- **Exercise goal**
Below is a set of records. Repeat them verbatim without the pictures.

-- Data provided follows --

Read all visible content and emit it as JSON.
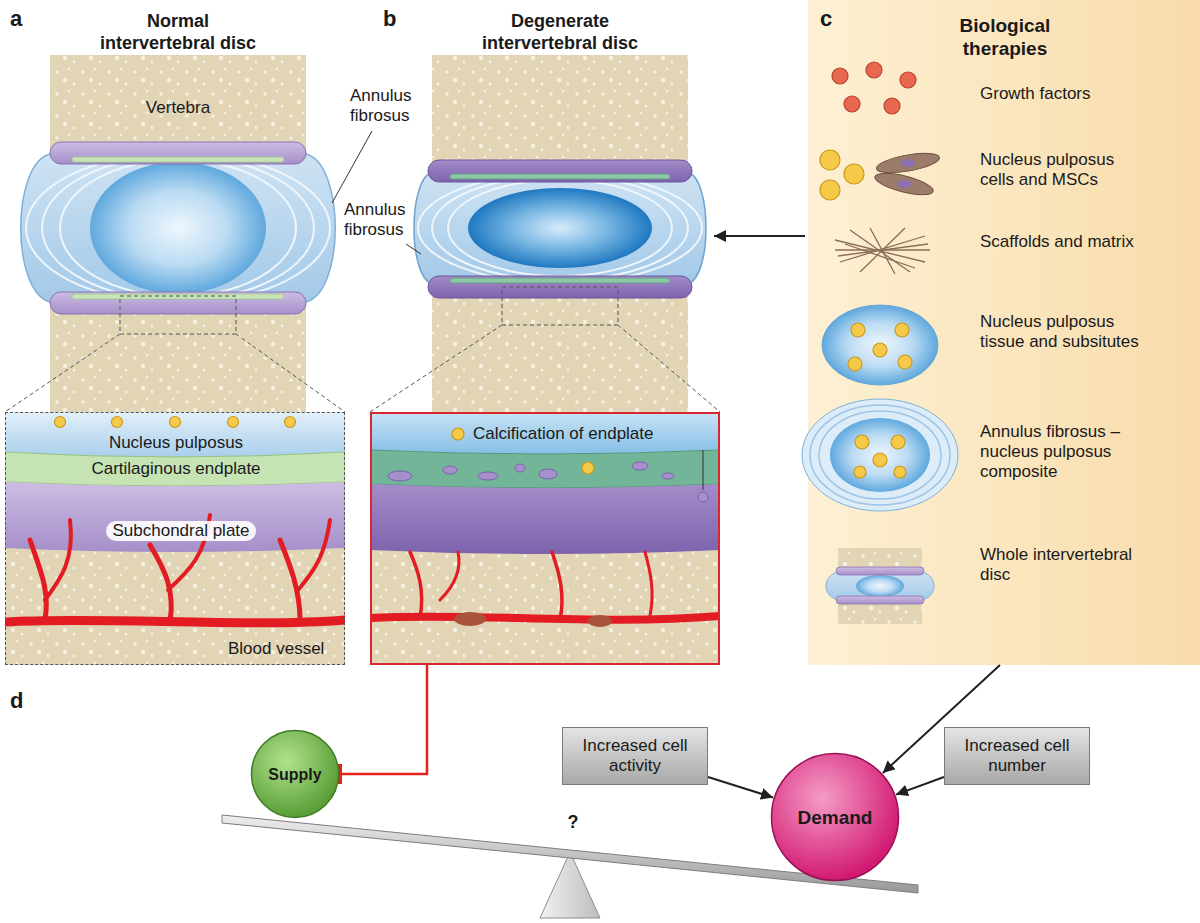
{
  "diagram": {
    "nodes": [
      {
        "text": [
          "Nucleus pulposus",
          "Cartilaginous endplate",
          "Subchondral plate",
          "Blood vessel"
        ]
      },
      {
        "text": [
          "Calcification of endplate"
        ]
      },
      {
        "text": [
          "c",
          "Biological therapies",
          "Growth factors",
          "Nucleus pulposus cells and MSCs",
          "Scaffolds and matrix",
          "Nucleus pulposus tissue and subsitutes",
          "Annulus fibrosus –nucleus pulposus composite",
          "Whole intervertebral disc"
        ]
      },
      {
        "text": [
          "Supply"
        ]
      },
      {
        "text": [
          "Increased cell activity"
        ]
      },
      {
        "text": [
          "Demand"
        ]
      },
      {
        "text": [
          "Increased cell number"
        ]
      }
    ],
    "edges": [
      {
        "from": 2,
        "to": 5,
        "arrow": "to"
      },
      {
        "from": 4,
        "to": 5,
        "arrow": "to"
      },
      {
        "from": 6,
        "to": 5,
        "arrow": "to"
      },
      {
        "from": 1,
        "to": 3,
        "arrow": "to"
      }
    ],
    "labels": [
      "a",
      "Normal intervertebral disc",
      "b",
      "Degenerate intervertebral disc",
      "Vertebra",
      "Annulus fibrosus",
      "Annulus fibrosus",
      "d",
      "?"
    ]
  }
}
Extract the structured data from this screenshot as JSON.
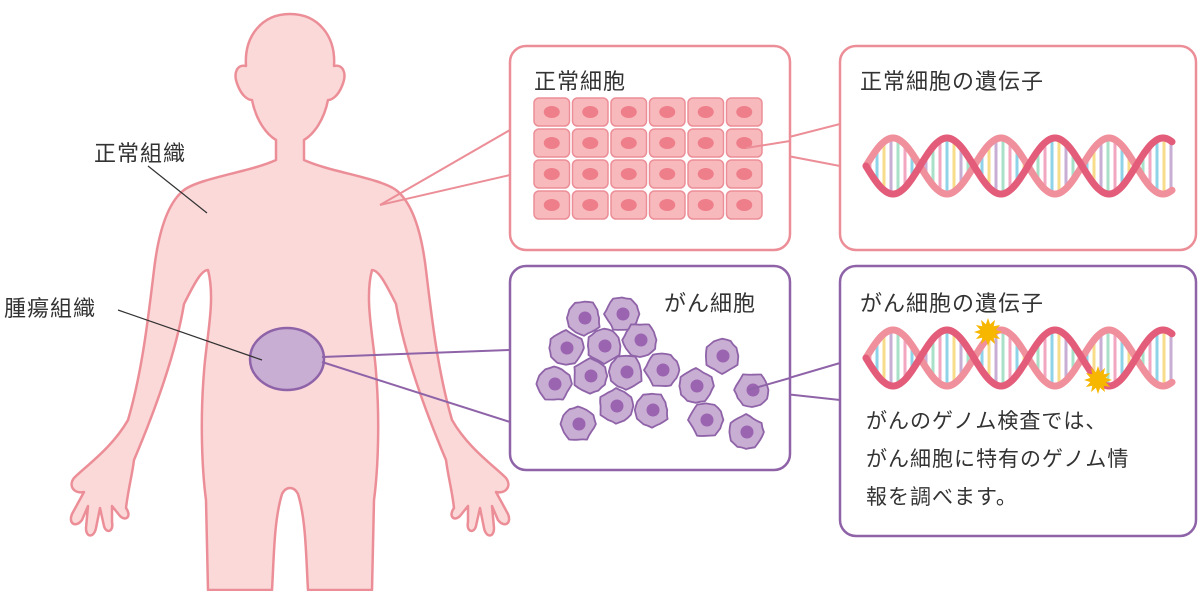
{
  "labels": {
    "normal_tissue": "正常組織",
    "tumor_tissue": "腫瘍組織",
    "normal_cell": "正常細胞",
    "normal_cell_genes": "正常細胞の遺伝子",
    "cancer_cell": "がん細胞",
    "cancer_cell_genes": "がん細胞の遺伝子"
  },
  "description": {
    "line1": "がんのゲノム検査では、",
    "line2": "がん細胞に特有のゲノム情",
    "line3": "報を調べます。"
  },
  "colors": {
    "body_fill": "#fbd9d9",
    "body_stroke": "#ec8e97",
    "normal_box_border": "#ec8e97",
    "cell_fill": "#f8b9bc",
    "cell_nucleus": "#ee7e8a",
    "cancer_box_border": "#8f63a8",
    "cancer_cell_fill": "#c9aed4",
    "cancer_nucleus": "#9a64b0",
    "tumor_fill": "#c9aed4",
    "dna_strand_dark": "#e35d7a",
    "dna_strand_light": "#f0909c",
    "mutation_mark": "#f7b600"
  },
  "icons": [
    "human-body-silhouette",
    "dna-double-helix-icon",
    "mutation-star-icon"
  ]
}
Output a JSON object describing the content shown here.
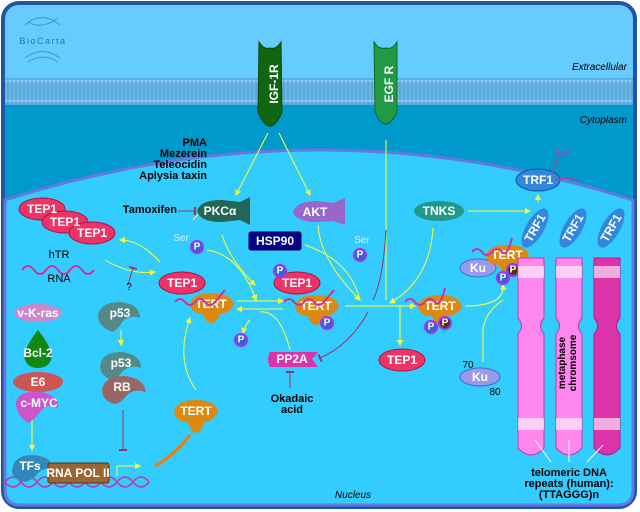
{
  "logo": {
    "text": "BioCarta"
  },
  "regions": {
    "extracellular": "Extracellular",
    "cytoplasm": "Cytoplasm",
    "nucleus": "Nucleus"
  },
  "receptors": {
    "igf1r": "IGF-1R",
    "egfr": "EGF R"
  },
  "activators": [
    "PMA",
    "Mezerein",
    "Teleocidin",
    "Aplysia taxin"
  ],
  "inhibitors": {
    "tamoxifen": "Tamoxifen",
    "okadaic": [
      "Okadaic",
      "acid"
    ],
    "question": "?"
  },
  "proteins": {
    "pkc": "PKCα",
    "akt": "AKT",
    "hsp90": "HSP90",
    "tnks": "TNKS",
    "trf1": "TRF1",
    "tep1": "TEP1",
    "tert": "TERT",
    "pp2a": "PP2A",
    "p53": "p53",
    "rb": "RB",
    "vkras": "v-K-ras",
    "bcl2": "Bcl-2",
    "e6": "E6",
    "cmyc": "c-MYC",
    "tfs": "TFs",
    "rnapol2": "RNA POL II",
    "ku": "Ku",
    "ku70": "70",
    "ku80": "80"
  },
  "htr": [
    "hTR",
    "RNA"
  ],
  "phospho": {
    "p": "P",
    "ser": "Ser"
  },
  "chromosome": {
    "label": [
      "metaphase",
      "chromsome"
    ],
    "telomere": [
      "telomeric DNA",
      "repeats (human):",
      "(TTAGGG)n"
    ]
  },
  "colors": {
    "tep1": "#ee3366",
    "tert": "#dd8811",
    "trf1": "#3388dd",
    "arrow": "#ffff33",
    "inhibit": "#993366",
    "nucleus": "#33ccff"
  }
}
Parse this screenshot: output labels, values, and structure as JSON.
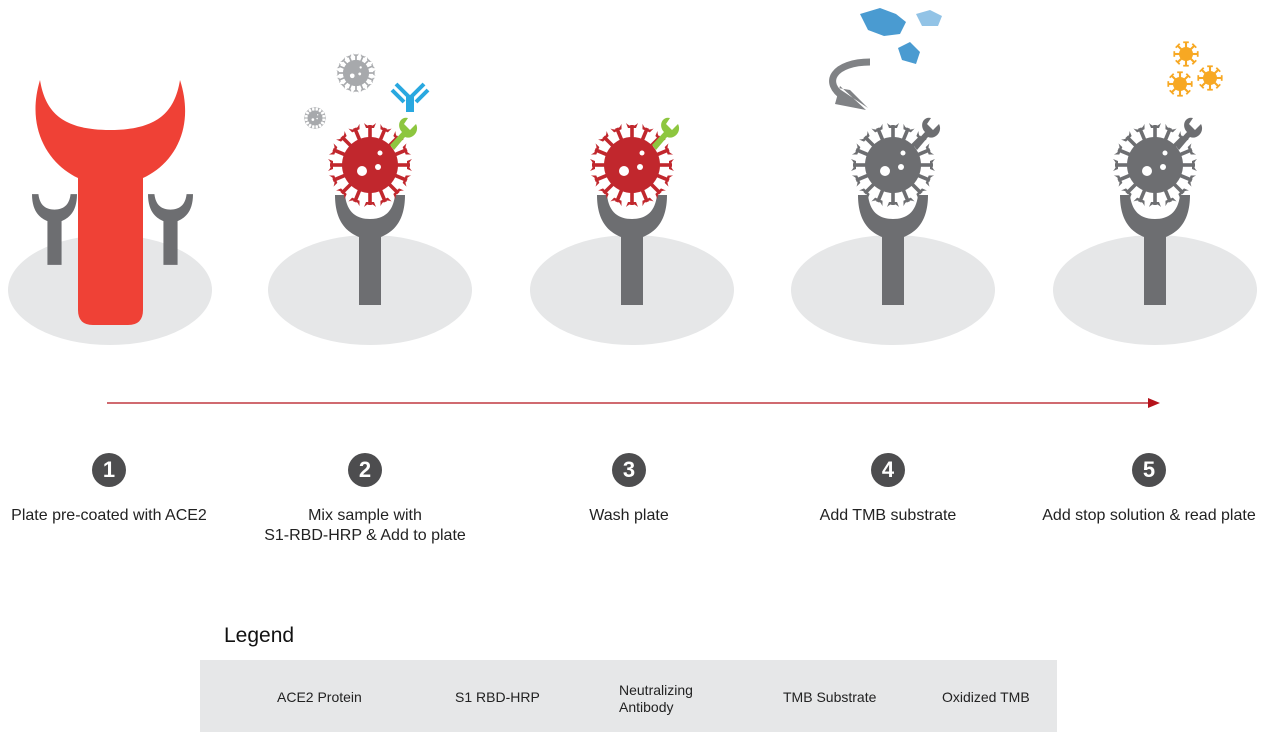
{
  "steps": [
    {
      "number": "1",
      "label": "Plate pre-coated with ACE2"
    },
    {
      "number": "2",
      "label_line1": "Mix sample with",
      "label_line2": "S1-RBD-HRP & Add to plate"
    },
    {
      "number": "3",
      "label": "Wash plate"
    },
    {
      "number": "4",
      "label": "Add TMB substrate"
    },
    {
      "number": "5",
      "label": "Add stop solution & read plate"
    }
  ],
  "legend": {
    "title": "Legend",
    "items": [
      {
        "label": "ACE2 Protein",
        "icon": "ace2-protein-icon"
      },
      {
        "label": "S1 RBD-HRP",
        "icon": "s1-rbd-hrp-icon"
      },
      {
        "label_line1": "Neutralizing",
        "label_line2": "Antibody",
        "icon": "antibody-icon"
      },
      {
        "label": "TMB Substrate",
        "icon": "tmb-substrate-icon"
      },
      {
        "label": "Oxidized TMB",
        "icon": "oxidized-tmb-icon"
      }
    ]
  },
  "colors": {
    "ace2": "#ef4136",
    "virus": "#c1272d",
    "receptor": "#6d6e71",
    "plate": "#e6e7e8",
    "hrp": "#8dc63f",
    "antibody": "#29a8e0",
    "tmb": "#4a9bd1",
    "oxidized": "#f7a823",
    "legend_icon": "#c1272d",
    "arrow": "#b5121b"
  }
}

-- Data provided concluded --

- **Exercise answer**
Read all visible content and emit it as JSON.
{
  "diagram": {
    "nodes": [
      {
        "text": [
          "Nucleus pulposus",
          "Cartilaginous endplate",
          "Subchondral plate",
          "Blood vessel"
        ]
      },
      {
        "text": [
          "Calcification of endplate"
        ]
      },
      {
        "text": [
          "c",
          "Biological therapies",
          "Growth factors",
          "Nucleus pulposus cells and MSCs",
          "Scaffolds and matrix",
          "Nucleus pulposus tissue and subsitutes",
          "Annulus fibrosus –nucleus pulposus composite",
          "Whole intervertebral disc"
        ]
      },
      {
        "text": [
          "Supply"
        ]
      },
      {
        "text": [
          "Increased cell activity"
        ]
      },
      {
        "text": [
          "Demand"
        ]
      },
      {
        "text": [
          "Increased cell number"
        ]
      }
    ],
    "edges": [
      {
        "from": 2,
        "to": 5,
        "arrow": "to"
      },
      {
        "from": 4,
        "to": 5,
        "arrow": "to"
      },
      {
        "from": 6,
        "to": 5,
        "arrow": "to"
      },
      {
        "from": 1,
        "to": 3,
        "arrow": "to"
      }
    ],
    "labels": [
      "a",
      "Normal intervertebral disc",
      "b",
      "Degenerate intervertebral disc",
      "Vertebra",
      "Annulus fibrosus",
      "Annulus fibrosus",
      "d",
      "?"
    ]
  }
}
Extract the structured data from this screenshot as JSON.
{
  "labels": {
    "normal_tissue": "正常組織",
    "tumor_tissue": "腫瘍組織",
    "normal_cell": "正常細胞",
    "normal_cell_genes": "正常細胞の遺伝子",
    "cancer_cell": "がん細胞",
    "cancer_cell_genes": "がん細胞の遺伝子"
  },
  "description": {
    "line1": "がんのゲノム検査では、",
    "line2": "がん細胞に特有のゲノム情",
    "line3": "報を調べます。"
  },
  "colors": {
    "body_fill": "#fbd9d9",
    "body_stroke": "#ec8e97",
    "normal_box_border": "#ec8e97",
    "cell_fill": "#f8b9bc",
    "cell_nucleus": "#ee7e8a",
    "cancer_box_border": "#8f63a8",
    "cancer_cell_fill": "#c9aed4",
    "cancer_nucleus": "#9a64b0",
    "tumor_fill": "#c9aed4",
    "dna_strand_dark": "#e35d7a",
    "dna_strand_light": "#f0909c",
    "mutation_mark": "#f7b600"
  },
  "icons": [
    "human-body-silhouette",
    "dna-double-helix-icon",
    "mutation-star-icon"
  ]
}
Output a JSON object describing the content shown here.
{
  "logo": {
    "text": "BioCarta"
  },
  "regions": {
    "extracellular": "Extracellular",
    "cytoplasm": "Cytoplasm",
    "nucleus": "Nucleus"
  },
  "receptors": {
    "igf1r": "IGF-1R",
    "egfr": "EGF R"
  },
  "activators": [
    "PMA",
    "Mezerein",
    "Teleocidin",
    "Aplysia taxin"
  ],
  "inhibitors": {
    "tamoxifen": "Tamoxifen",
    "okadaic": [
      "Okadaic",
      "acid"
    ],
    "question": "?"
  },
  "proteins": {
    "pkc": "PKCα",
    "akt": "AKT",
    "hsp90": "HSP90",
    "tnks": "TNKS",
    "trf1": "TRF1",
    "tep1": "TEP1",
    "tert": "TERT",
    "pp2a": "PP2A",
    "p53": "p53",
    "rb": "RB",
    "vkras": "v-K-ras",
    "bcl2": "Bcl-2",
    "e6": "E6",
    "cmyc": "c-MYC",
    "tfs": "TFs",
    "rnapol2": "RNA POL II",
    "ku": "Ku",
    "ku70": "70",
    "ku80": "80"
  },
  "htr": [
    "hTR",
    "RNA"
  ],
  "phospho": {
    "p": "P",
    "ser": "Ser"
  },
  "chromosome": {
    "label": [
      "metaphase",
      "chromsome"
    ],
    "telomere": [
      "telomeric DNA",
      "repeats (human):",
      "(TTAGGG)n"
    ]
  },
  "colors": {
    "tep1": "#ee3366",
    "tert": "#dd8811",
    "trf1": "#3388dd",
    "arrow": "#ffff33",
    "inhibit": "#993366",
    "nucleus": "#33ccff"
  }
}
Parse this screenshot: output labels, values, and structure as JSON.
{
  "steps": [
    {
      "number": "1",
      "label": "Plate pre-coated with ACE2"
    },
    {
      "number": "2",
      "label_line1": "Mix sample with",
      "label_line2": "S1-RBD-HRP & Add to plate"
    },
    {
      "number": "3",
      "label": "Wash plate"
    },
    {
      "number": "4",
      "label": "Add TMB substrate"
    },
    {
      "number": "5",
      "label": "Add stop solution & read plate"
    }
  ],
  "legend": {
    "title": "Legend",
    "items": [
      {
        "label": "ACE2 Protein",
        "icon": "ace2-protein-icon"
      },
      {
        "label": "S1 RBD-HRP",
        "icon": "s1-rbd-hrp-icon"
      },
      {
        "label_line1": "Neutralizing",
        "label_line2": "Antibody",
        "icon": "antibody-icon"
      },
      {
        "label": "TMB Substrate",
        "icon": "tmb-substrate-icon"
      },
      {
        "label": "Oxidized TMB",
        "icon": "oxidized-tmb-icon"
      }
    ]
  },
  "colors": {
    "ace2": "#ef4136",
    "virus": "#c1272d",
    "receptor": "#6d6e71",
    "plate": "#e6e7e8",
    "hrp": "#8dc63f",
    "antibody": "#29a8e0",
    "tmb": "#4a9bd1",
    "oxidized": "#f7a823",
    "legend_icon": "#c1272d",
    "arrow": "#b5121b"
  }
}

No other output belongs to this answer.